▶ Goal of the exercise
Which lines hold the word "Beauty"? Show each of them.
---
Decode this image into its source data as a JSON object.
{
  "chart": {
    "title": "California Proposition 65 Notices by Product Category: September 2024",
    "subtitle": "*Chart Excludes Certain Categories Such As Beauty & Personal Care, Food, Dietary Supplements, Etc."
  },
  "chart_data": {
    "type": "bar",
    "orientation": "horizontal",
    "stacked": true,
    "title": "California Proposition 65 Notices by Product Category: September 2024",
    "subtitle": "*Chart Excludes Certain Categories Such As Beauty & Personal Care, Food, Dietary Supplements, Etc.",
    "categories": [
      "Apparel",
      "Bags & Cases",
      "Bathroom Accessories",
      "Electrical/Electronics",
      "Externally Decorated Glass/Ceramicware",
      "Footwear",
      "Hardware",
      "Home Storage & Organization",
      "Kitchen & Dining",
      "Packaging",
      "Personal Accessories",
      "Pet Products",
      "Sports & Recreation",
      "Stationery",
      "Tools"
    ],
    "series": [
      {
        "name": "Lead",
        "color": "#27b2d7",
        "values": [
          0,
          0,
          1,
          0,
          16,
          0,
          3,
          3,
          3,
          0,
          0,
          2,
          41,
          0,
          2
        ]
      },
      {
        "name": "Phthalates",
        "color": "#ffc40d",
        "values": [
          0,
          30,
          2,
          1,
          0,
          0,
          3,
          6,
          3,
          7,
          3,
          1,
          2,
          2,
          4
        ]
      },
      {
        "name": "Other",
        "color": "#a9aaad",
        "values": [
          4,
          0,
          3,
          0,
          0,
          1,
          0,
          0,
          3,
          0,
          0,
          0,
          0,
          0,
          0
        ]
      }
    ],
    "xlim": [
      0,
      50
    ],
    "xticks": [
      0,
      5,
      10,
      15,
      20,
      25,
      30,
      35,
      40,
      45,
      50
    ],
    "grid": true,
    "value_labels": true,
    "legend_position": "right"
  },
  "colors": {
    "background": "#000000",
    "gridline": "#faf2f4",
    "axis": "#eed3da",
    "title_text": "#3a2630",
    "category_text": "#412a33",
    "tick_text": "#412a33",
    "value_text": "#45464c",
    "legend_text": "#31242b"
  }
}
---
▶ Task response
    "subtitle": "*Chart Excludes Certain Categories Such As Beauty & Personal Care, Food, Dietary Supplements, Etc."
    "subtitle": "*Chart Excludes Certain Categories Such As Beauty & Personal Care, Food, Dietary Supplements, Etc.",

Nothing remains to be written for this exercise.